§ TASK DIRECTIONS
Pick every line with "JSON" from the material below.

## BEGIN

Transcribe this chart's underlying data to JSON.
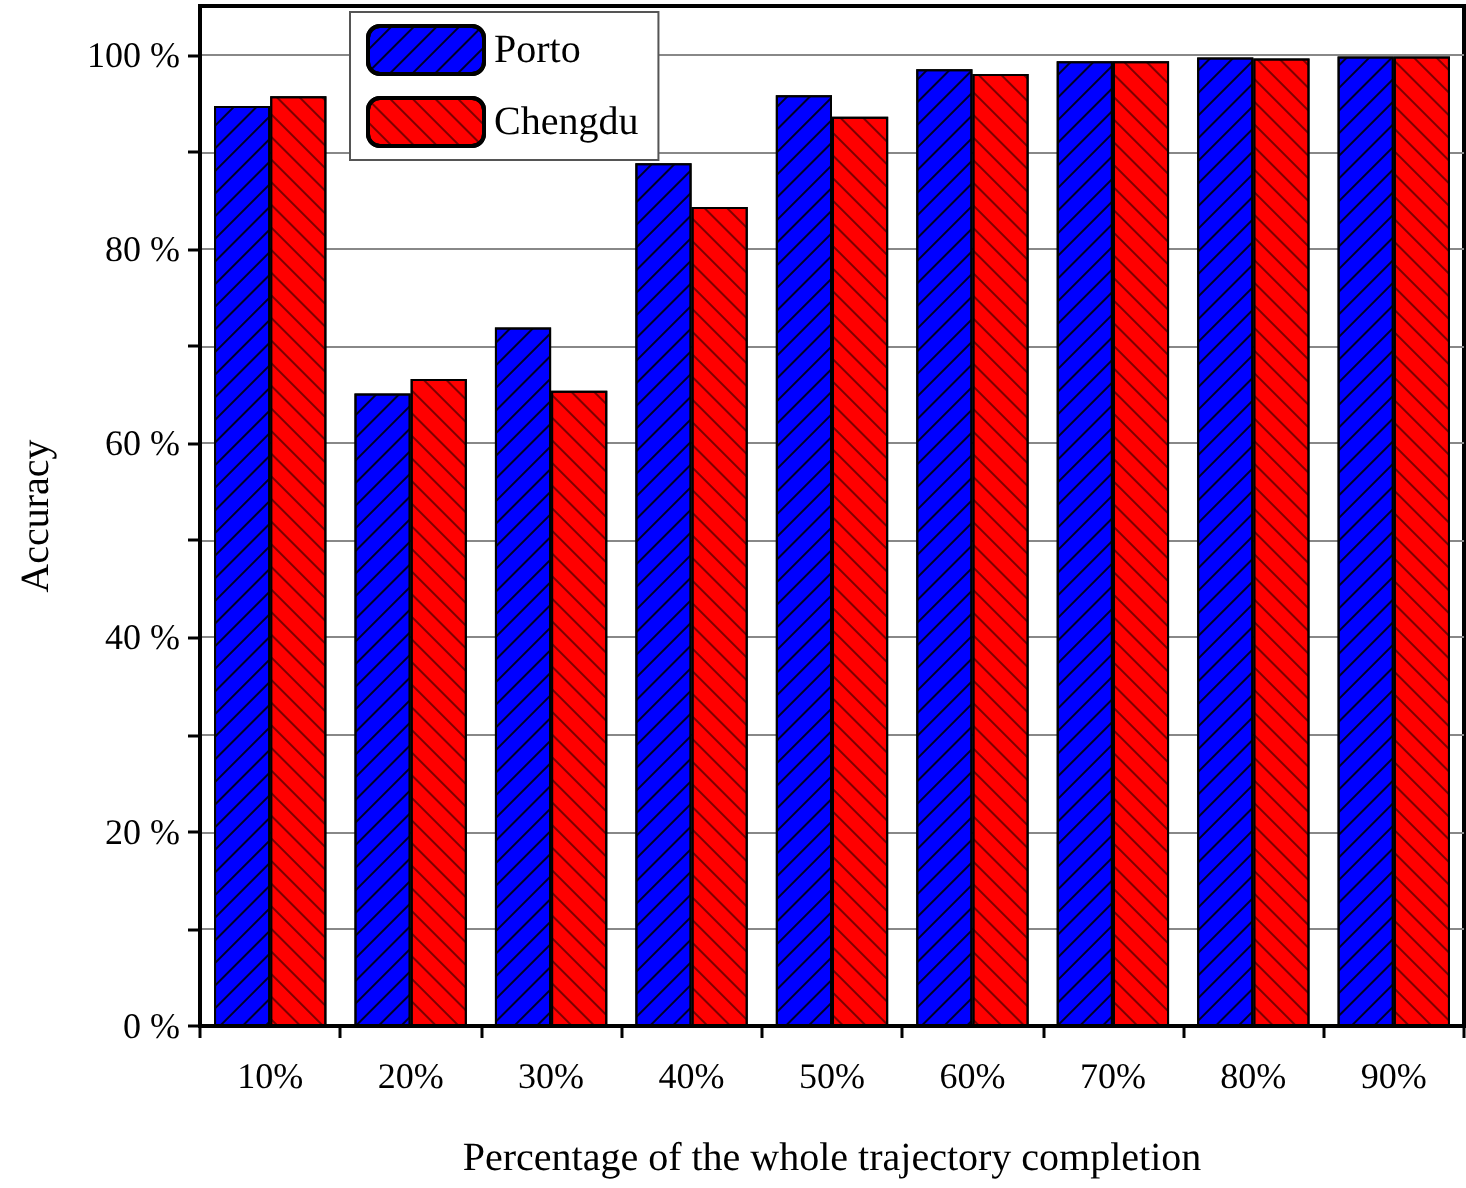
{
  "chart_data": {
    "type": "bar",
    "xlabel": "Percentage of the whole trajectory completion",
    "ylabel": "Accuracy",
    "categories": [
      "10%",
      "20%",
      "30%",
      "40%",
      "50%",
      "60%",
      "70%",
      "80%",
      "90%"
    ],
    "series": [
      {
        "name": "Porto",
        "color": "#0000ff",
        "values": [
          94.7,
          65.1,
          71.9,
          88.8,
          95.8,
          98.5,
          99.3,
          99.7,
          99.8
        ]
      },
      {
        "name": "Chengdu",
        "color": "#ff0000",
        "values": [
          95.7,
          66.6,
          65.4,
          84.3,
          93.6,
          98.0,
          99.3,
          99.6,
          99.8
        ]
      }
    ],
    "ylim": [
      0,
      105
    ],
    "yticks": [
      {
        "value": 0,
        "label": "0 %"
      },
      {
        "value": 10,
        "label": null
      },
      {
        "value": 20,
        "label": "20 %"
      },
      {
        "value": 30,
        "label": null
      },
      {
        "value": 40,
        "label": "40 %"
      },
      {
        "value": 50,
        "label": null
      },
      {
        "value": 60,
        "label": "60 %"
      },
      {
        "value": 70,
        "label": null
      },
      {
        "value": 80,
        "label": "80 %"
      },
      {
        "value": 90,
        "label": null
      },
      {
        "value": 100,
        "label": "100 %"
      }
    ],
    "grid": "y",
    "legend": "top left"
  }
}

## END
## BEGIN

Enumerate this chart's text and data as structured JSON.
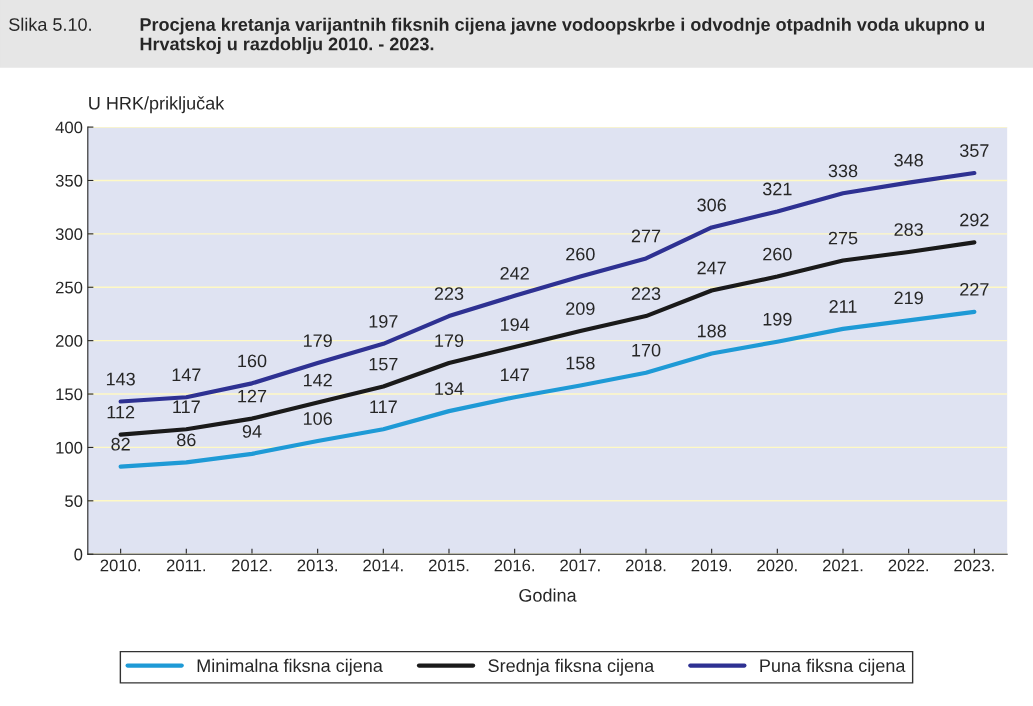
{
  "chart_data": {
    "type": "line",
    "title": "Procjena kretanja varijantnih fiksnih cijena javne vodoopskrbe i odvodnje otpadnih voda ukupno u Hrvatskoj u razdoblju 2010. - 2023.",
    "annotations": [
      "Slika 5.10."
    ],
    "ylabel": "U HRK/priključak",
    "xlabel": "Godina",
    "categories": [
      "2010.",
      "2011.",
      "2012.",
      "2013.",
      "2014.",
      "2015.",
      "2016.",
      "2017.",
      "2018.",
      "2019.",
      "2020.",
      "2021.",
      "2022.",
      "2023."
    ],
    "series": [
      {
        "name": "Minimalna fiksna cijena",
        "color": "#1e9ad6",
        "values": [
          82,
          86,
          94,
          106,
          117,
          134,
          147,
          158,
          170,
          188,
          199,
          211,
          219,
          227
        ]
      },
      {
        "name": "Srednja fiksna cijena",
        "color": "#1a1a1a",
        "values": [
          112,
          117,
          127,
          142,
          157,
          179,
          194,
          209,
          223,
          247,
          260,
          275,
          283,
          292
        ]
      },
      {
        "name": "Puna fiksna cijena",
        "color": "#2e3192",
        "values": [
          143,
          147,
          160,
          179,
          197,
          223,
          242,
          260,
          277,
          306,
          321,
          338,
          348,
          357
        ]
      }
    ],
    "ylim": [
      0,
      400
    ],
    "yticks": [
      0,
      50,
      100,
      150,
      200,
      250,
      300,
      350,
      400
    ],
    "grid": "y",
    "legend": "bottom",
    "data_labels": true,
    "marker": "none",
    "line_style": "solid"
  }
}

## END

§ EXERCISE RESULT
Transcribe this chart's underlying data to JSON.
Enumerate this chart's text and data as structured JSON.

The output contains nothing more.